_EXERCISE PROMPT_
Every record must be written out once more, with nothing added or omitted.

_DATA ROWS_
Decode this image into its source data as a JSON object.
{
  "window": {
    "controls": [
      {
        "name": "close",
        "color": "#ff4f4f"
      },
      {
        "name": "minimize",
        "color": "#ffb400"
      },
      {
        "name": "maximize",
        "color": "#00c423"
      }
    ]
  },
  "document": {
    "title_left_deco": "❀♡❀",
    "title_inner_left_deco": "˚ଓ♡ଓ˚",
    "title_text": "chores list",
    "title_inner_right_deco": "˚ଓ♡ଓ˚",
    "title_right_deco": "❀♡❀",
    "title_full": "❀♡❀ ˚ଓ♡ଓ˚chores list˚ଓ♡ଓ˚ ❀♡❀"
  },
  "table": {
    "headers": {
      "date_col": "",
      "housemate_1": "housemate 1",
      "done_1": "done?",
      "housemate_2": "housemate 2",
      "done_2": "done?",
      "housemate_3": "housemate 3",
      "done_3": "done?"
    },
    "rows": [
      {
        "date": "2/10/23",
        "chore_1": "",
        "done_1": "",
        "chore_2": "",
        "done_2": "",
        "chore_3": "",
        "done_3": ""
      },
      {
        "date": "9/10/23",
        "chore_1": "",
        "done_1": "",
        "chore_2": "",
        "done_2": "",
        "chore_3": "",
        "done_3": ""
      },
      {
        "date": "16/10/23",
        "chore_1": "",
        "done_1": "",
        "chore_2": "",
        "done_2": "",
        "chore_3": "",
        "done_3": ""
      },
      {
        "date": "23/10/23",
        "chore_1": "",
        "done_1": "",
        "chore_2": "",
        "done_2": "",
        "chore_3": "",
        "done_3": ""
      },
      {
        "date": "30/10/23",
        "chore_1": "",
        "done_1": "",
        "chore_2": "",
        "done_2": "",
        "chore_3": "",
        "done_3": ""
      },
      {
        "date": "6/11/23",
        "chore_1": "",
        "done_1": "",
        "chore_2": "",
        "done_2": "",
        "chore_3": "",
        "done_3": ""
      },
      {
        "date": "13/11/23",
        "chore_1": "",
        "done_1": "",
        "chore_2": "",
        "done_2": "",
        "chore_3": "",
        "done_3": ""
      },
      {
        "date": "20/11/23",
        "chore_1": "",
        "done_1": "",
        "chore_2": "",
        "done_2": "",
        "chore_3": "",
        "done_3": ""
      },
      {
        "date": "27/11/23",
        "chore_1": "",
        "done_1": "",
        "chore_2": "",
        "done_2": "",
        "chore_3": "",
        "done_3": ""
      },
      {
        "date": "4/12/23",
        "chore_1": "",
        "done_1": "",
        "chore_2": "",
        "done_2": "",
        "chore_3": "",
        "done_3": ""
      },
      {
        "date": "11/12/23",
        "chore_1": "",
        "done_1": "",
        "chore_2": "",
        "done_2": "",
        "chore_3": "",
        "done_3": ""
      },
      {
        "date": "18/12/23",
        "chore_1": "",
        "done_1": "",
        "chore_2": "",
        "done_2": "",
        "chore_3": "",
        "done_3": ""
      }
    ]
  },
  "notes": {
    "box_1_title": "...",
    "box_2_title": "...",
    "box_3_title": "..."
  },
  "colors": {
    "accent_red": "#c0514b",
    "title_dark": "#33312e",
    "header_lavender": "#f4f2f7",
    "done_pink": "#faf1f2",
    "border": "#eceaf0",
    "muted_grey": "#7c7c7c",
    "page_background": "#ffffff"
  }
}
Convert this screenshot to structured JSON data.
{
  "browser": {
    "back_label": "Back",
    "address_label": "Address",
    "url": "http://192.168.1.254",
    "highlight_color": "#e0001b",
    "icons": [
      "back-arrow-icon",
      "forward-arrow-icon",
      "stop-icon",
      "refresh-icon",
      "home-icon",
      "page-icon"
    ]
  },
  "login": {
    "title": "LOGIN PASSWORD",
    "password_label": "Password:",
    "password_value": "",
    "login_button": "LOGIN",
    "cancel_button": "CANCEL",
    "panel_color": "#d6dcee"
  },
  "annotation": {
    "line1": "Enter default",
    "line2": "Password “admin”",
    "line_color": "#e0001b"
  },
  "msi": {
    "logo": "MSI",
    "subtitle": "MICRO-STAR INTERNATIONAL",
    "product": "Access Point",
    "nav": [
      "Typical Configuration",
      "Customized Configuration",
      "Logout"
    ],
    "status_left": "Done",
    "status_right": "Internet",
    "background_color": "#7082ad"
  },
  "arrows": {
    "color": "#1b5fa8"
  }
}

_REPLY_
Decode this image into its source data as a JSON object.
{
  "window": {
    "controls": [
      {
        "name": "close",
        "color": "#ff4f4f"
      },
      {
        "name": "minimize",
        "color": "#ffb400"
      },
      {
        "name": "maximize",
        "color": "#00c423"
      }
    ]
  },
  "document": {
    "title_left_deco": "❀♡❀",
    "title_inner_left_deco": "˚ଓ♡ଓ˚",
    "title_text": "chores list",
    "title_inner_right_deco": "˚ଓ♡ଓ˚",
    "title_right_deco": "❀♡❀",
    "title_full": "❀♡❀ ˚ଓ♡ଓ˚chores list˚ଓ♡ଓ˚ ❀♡❀"
  },
  "table": {
    "headers": {
      "date_col": "",
      "housemate_1": "housemate 1",
      "done_1": "done?",
      "housemate_2": "housemate 2",
      "done_2": "done?",
      "housemate_3": "housemate 3",
      "done_3": "done?"
    },
    "rows": [
      {
        "date": "2/10/23",
        "chore_1": "",
        "done_1": "",
        "chore_2": "",
        "done_2": "",
        "chore_3": "",
        "done_3": ""
      },
      {
        "date": "9/10/23",
        "chore_1": "",
        "done_1": "",
        "chore_2": "",
        "done_2": "",
        "chore_3": "",
        "done_3": ""
      },
      {
        "date": "16/10/23",
        "chore_1": "",
        "done_1": "",
        "chore_2": "",
        "done_2": "",
        "chore_3": "",
        "done_3": ""
      },
      {
        "date": "23/10/23",
        "chore_1": "",
        "done_1": "",
        "chore_2": "",
        "done_2": "",
        "chore_3": "",
        "done_3": ""
      },
      {
        "date": "30/10/23",
        "chore_1": "",
        "done_1": "",
        "chore_2": "",
        "done_2": "",
        "chore_3": "",
        "done_3": ""
      },
      {
        "date": "6/11/23",
        "chore_1": "",
        "done_1": "",
        "chore_2": "",
        "done_2": "",
        "chore_3": "",
        "done_3": ""
      },
      {
        "date": "13/11/23",
        "chore_1": "",
        "done_1": "",
        "chore_2": "",
        "done_2": "",
        "chore_3": "",
        "done_3": ""
      },
      {
        "date": "20/11/23",
        "chore_1": "",
        "done_1": "",
        "chore_2": "",
        "done_2": "",
        "chore_3": "",
        "done_3": ""
      },
      {
        "date": "27/11/23",
        "chore_1": "",
        "done_1": "",
        "chore_2": "",
        "done_2": "",
        "chore_3": "",
        "done_3": ""
      },
      {
        "date": "4/12/23",
        "chore_1": "",
        "done_1": "",
        "chore_2": "",
        "done_2": "",
        "chore_3": "",
        "done_3": ""
      },
      {
        "date": "11/12/23",
        "chore_1": "",
        "done_1": "",
        "chore_2": "",
        "done_2": "",
        "chore_3": "",
        "done_3": ""
      },
      {
        "date": "18/12/23",
        "chore_1": "",
        "done_1": "",
        "chore_2": "",
        "done_2": "",
        "chore_3": "",
        "done_3": ""
      }
    ]
  },
  "notes": {
    "box_1_title": "...",
    "box_2_title": "...",
    "box_3_title": "..."
  },
  "colors": {
    "accent_red": "#c0514b",
    "title_dark": "#33312e",
    "header_lavender": "#f4f2f7",
    "done_pink": "#faf1f2",
    "border": "#eceaf0",
    "muted_grey": "#7c7c7c",
    "page_background": "#ffffff"
  }
}
Convert this screenshot to structured JSON data.
{
  "browser": {
    "back_label": "Back",
    "address_label": "Address",
    "url": "http://192.168.1.254",
    "highlight_color": "#e0001b",
    "icons": [
      "back-arrow-icon",
      "forward-arrow-icon",
      "stop-icon",
      "refresh-icon",
      "home-icon",
      "page-icon"
    ]
  },
  "login": {
    "title": "LOGIN PASSWORD",
    "password_label": "Password:",
    "password_value": "",
    "login_button": "LOGIN",
    "cancel_button": "CANCEL",
    "panel_color": "#d6dcee"
  },
  "annotation": {
    "line1": "Enter default",
    "line2": "Password “admin”",
    "line_color": "#e0001b"
  },
  "msi": {
    "logo": "MSI",
    "subtitle": "MICRO-STAR INTERNATIONAL",
    "product": "Access Point",
    "nav": [
      "Typical Configuration",
      "Customized Configuration",
      "Logout"
    ],
    "status_left": "Done",
    "status_right": "Internet",
    "background_color": "#7082ad"
  },
  "arrows": {
    "color": "#1b5fa8"
  }
}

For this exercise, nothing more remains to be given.